Below are the records; reproduce all of them exactly but without any images.
+===+
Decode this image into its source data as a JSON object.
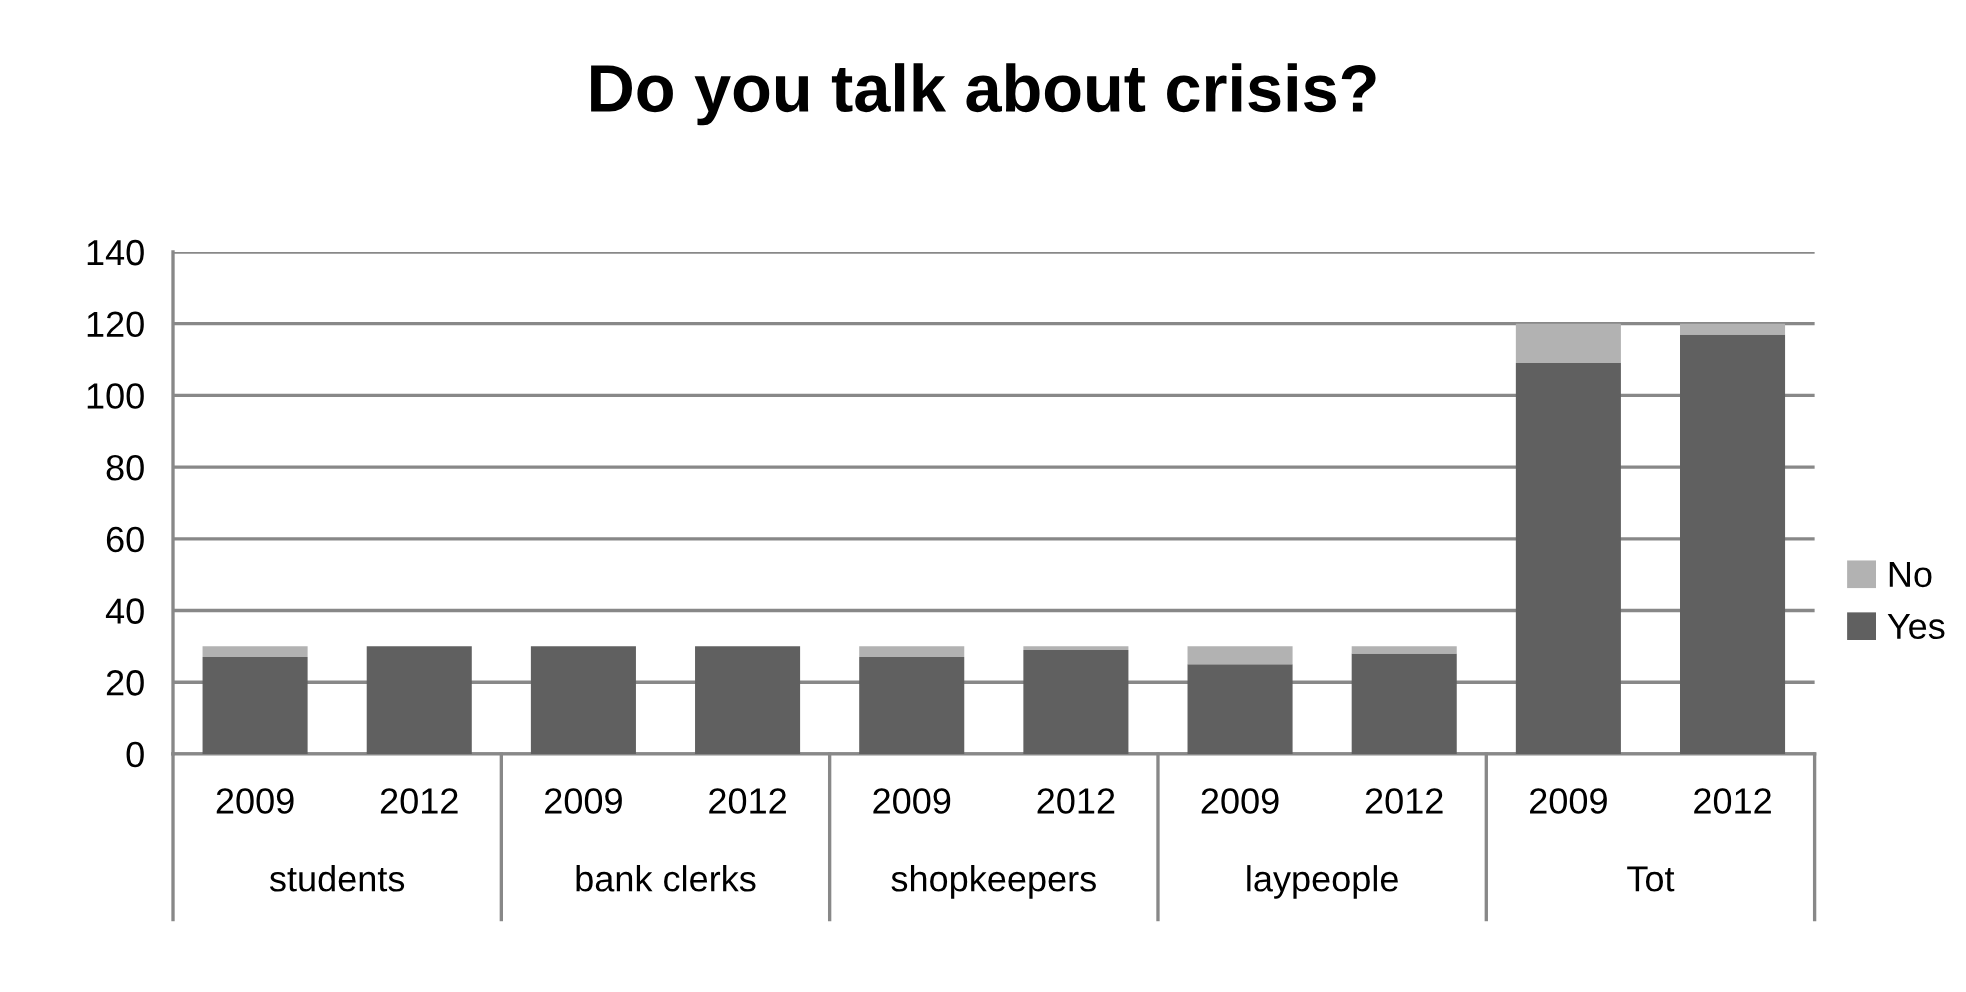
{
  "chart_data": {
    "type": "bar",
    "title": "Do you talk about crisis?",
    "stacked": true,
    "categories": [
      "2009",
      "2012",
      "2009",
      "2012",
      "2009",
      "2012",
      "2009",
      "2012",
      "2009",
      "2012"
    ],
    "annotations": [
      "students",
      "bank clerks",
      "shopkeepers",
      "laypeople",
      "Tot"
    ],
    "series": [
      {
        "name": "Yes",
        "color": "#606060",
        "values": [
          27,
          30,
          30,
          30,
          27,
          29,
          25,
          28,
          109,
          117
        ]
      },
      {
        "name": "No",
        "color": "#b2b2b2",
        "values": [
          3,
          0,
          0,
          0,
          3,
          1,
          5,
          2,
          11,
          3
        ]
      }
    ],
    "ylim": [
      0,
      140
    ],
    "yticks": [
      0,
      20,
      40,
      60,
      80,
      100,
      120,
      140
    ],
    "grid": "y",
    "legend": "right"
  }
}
+===+
Answer below:
Decode this image into its source data as a JSON object.
{
  "chart_data": {
    "type": "bar",
    "title": "Do you talk about crisis?",
    "stacked": true,
    "categories": [
      "2009",
      "2012",
      "2009",
      "2012",
      "2009",
      "2012",
      "2009",
      "2012",
      "2009",
      "2012"
    ],
    "annotations": [
      "students",
      "bank clerks",
      "shopkeepers",
      "laypeople",
      "Tot"
    ],
    "series": [
      {
        "name": "Yes",
        "color": "#606060",
        "values": [
          27,
          30,
          30,
          30,
          27,
          29,
          25,
          28,
          109,
          117
        ]
      },
      {
        "name": "No",
        "color": "#b2b2b2",
        "values": [
          3,
          0,
          0,
          0,
          3,
          1,
          5,
          2,
          11,
          3
        ]
      }
    ],
    "ylim": [
      0,
      140
    ],
    "yticks": [
      0,
      20,
      40,
      60,
      80,
      100,
      120,
      140
    ],
    "grid": "y",
    "legend": "right"
  }
}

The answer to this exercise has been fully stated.